[Data taken from a collection]
--------------------------------------------------

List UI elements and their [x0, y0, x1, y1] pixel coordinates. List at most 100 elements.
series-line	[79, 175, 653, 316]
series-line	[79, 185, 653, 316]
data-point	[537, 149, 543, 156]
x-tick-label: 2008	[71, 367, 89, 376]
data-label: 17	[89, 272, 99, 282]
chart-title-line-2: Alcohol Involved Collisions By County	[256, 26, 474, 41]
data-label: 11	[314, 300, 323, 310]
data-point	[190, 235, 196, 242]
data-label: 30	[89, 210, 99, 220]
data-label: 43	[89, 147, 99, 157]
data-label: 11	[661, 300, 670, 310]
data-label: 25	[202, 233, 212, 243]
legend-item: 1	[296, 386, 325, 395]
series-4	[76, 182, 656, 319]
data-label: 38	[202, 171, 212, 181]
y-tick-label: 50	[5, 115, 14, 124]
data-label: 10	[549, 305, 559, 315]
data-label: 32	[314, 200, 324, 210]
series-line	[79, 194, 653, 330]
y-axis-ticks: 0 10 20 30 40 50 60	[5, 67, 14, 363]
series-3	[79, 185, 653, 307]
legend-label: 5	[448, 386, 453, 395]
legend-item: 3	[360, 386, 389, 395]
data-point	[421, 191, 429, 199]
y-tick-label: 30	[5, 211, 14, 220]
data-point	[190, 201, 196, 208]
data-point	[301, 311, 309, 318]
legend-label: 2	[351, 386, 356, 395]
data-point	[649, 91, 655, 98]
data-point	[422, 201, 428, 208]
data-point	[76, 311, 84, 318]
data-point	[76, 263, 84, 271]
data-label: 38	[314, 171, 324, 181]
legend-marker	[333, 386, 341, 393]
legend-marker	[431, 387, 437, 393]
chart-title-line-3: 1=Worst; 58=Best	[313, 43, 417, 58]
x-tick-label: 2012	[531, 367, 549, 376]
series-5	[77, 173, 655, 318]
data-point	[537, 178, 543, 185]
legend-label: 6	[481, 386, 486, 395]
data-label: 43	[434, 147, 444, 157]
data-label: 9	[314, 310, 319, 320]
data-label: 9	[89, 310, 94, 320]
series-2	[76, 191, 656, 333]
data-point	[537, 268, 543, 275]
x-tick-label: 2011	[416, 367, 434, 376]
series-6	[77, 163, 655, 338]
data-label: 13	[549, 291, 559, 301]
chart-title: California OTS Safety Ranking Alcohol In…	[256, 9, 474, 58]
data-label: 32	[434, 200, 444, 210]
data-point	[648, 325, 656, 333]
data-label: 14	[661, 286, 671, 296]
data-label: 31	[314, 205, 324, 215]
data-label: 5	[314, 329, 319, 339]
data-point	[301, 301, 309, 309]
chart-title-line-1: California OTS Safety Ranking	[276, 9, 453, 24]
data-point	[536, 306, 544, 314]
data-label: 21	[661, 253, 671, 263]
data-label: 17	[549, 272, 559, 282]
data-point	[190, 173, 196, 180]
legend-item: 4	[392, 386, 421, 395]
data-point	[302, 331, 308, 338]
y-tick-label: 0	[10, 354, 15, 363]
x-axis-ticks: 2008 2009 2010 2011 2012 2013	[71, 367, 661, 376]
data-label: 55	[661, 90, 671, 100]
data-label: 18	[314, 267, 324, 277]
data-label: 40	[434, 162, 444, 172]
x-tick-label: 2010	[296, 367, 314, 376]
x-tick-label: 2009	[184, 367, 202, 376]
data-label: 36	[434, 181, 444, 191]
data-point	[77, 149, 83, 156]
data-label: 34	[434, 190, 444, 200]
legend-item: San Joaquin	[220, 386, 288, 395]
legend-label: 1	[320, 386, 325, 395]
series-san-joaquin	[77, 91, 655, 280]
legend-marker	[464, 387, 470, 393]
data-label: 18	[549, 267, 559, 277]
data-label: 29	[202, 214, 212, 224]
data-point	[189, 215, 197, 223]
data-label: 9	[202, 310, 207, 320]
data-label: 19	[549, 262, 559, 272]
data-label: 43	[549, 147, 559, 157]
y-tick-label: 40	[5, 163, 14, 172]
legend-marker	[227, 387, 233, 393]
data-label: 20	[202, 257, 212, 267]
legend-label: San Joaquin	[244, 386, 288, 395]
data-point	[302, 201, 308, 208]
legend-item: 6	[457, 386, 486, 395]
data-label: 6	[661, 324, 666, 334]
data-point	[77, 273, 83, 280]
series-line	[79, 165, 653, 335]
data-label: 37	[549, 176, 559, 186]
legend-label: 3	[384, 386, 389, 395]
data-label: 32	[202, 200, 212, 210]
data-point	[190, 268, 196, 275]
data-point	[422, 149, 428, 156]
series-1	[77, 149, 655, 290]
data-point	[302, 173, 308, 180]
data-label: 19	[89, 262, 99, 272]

--------------------------------------------------

WHAT THE TASK ASKS
Update every line of the items above by replacing "legend-marker" with "legend-swatch" and leaving everything else unchanged.

EXERCISE RESPONSE
List UI elements and their [x0, y0, x1, y1] pixel coordinates. List at most 100 elements.
series-line	[79, 175, 653, 316]
series-line	[79, 185, 653, 316]
data-point	[537, 149, 543, 156]
x-tick-label: 2008	[71, 367, 89, 376]
data-label: 17	[89, 272, 99, 282]
chart-title-line-2: Alcohol Involved Collisions By County	[256, 26, 474, 41]
data-label: 11	[314, 300, 323, 310]
data-point	[190, 235, 196, 242]
data-label: 30	[89, 210, 99, 220]
data-label: 43	[89, 147, 99, 157]
data-label: 11	[661, 300, 670, 310]
data-label: 25	[202, 233, 212, 243]
legend-item: 1	[296, 386, 325, 395]
series-4	[76, 182, 656, 319]
data-label: 38	[202, 171, 212, 181]
y-tick-label: 50	[5, 115, 14, 124]
data-label: 10	[549, 305, 559, 315]
data-label: 32	[314, 200, 324, 210]
series-line	[79, 194, 653, 330]
y-axis-ticks: 0 10 20 30 40 50 60	[5, 67, 14, 363]
series-3	[79, 185, 653, 307]
legend-label: 5	[448, 386, 453, 395]
legend-item: 3	[360, 386, 389, 395]
data-point	[421, 191, 429, 199]
y-tick-label: 30	[5, 211, 14, 220]
data-point	[190, 201, 196, 208]
data-point	[301, 311, 309, 318]
legend-label: 2	[351, 386, 356, 395]
data-point	[649, 91, 655, 98]
data-point	[422, 201, 428, 208]
data-point	[76, 311, 84, 318]
data-point	[76, 263, 84, 271]
data-label: 38	[314, 171, 324, 181]
legend-swatch	[333, 386, 341, 393]
legend-swatch	[431, 387, 437, 393]
chart-title-line-3: 1=Worst; 58=Best	[313, 43, 417, 58]
x-tick-label: 2012	[531, 367, 549, 376]
series-5	[77, 173, 655, 318]
data-point	[537, 178, 543, 185]
legend-label: 6	[481, 386, 486, 395]
data-label: 43	[434, 147, 444, 157]
data-label: 9	[314, 310, 319, 320]
data-label: 9	[89, 310, 94, 320]
series-2	[76, 191, 656, 333]
data-point	[537, 268, 543, 275]
x-tick-label: 2011	[416, 367, 434, 376]
series-6	[77, 163, 655, 338]
data-label: 13	[549, 291, 559, 301]
chart-title: California OTS Safety Ranking Alcohol In…	[256, 9, 474, 58]
data-label: 32	[434, 200, 444, 210]
data-point	[648, 325, 656, 333]
data-label: 14	[661, 286, 671, 296]
data-label: 31	[314, 205, 324, 215]
data-label: 5	[314, 329, 319, 339]
data-point	[301, 301, 309, 309]
chart-title-line-1: California OTS Safety Ranking	[276, 9, 453, 24]
data-point	[536, 306, 544, 314]
data-label: 21	[661, 253, 671, 263]
data-label: 17	[549, 272, 559, 282]
data-point	[190, 173, 196, 180]
legend-item: 4	[392, 386, 421, 395]
data-point	[302, 331, 308, 338]
y-tick-label: 0	[10, 354, 15, 363]
x-axis-ticks: 2008 2009 2010 2011 2012 2013	[71, 367, 661, 376]
data-label: 55	[661, 90, 671, 100]
data-label: 18	[314, 267, 324, 277]
data-label: 40	[434, 162, 444, 172]
x-tick-label: 2010	[296, 367, 314, 376]
x-tick-label: 2009	[184, 367, 202, 376]
data-label: 36	[434, 181, 444, 191]
data-point	[77, 149, 83, 156]
data-label: 34	[434, 190, 444, 200]
legend-item: San Joaquin	[220, 386, 288, 395]
legend-label: 1	[320, 386, 325, 395]
series-san-joaquin	[77, 91, 655, 280]
legend-swatch	[464, 387, 470, 393]
data-label: 18	[549, 267, 559, 277]
data-label: 29	[202, 214, 212, 224]
data-point	[189, 215, 197, 223]
data-label: 9	[202, 310, 207, 320]
data-label: 19	[549, 262, 559, 272]
data-label: 43	[549, 147, 559, 157]
y-tick-label: 40	[5, 163, 14, 172]
legend-swatch	[227, 387, 233, 393]
data-label: 20	[202, 257, 212, 267]
legend-label: San Joaquin	[244, 386, 288, 395]
data-point	[302, 201, 308, 208]
legend-item: 6	[457, 386, 486, 395]
data-label: 6	[661, 324, 666, 334]
data-point	[77, 273, 83, 280]
series-line	[79, 165, 653, 335]
data-label: 37	[549, 176, 559, 186]
legend-label: 3	[384, 386, 389, 395]
data-label: 32	[202, 200, 212, 210]
data-point	[190, 268, 196, 275]
data-point	[422, 149, 428, 156]
series-1	[77, 149, 655, 290]
data-point	[302, 173, 308, 180]
data-label: 19	[89, 262, 99, 272]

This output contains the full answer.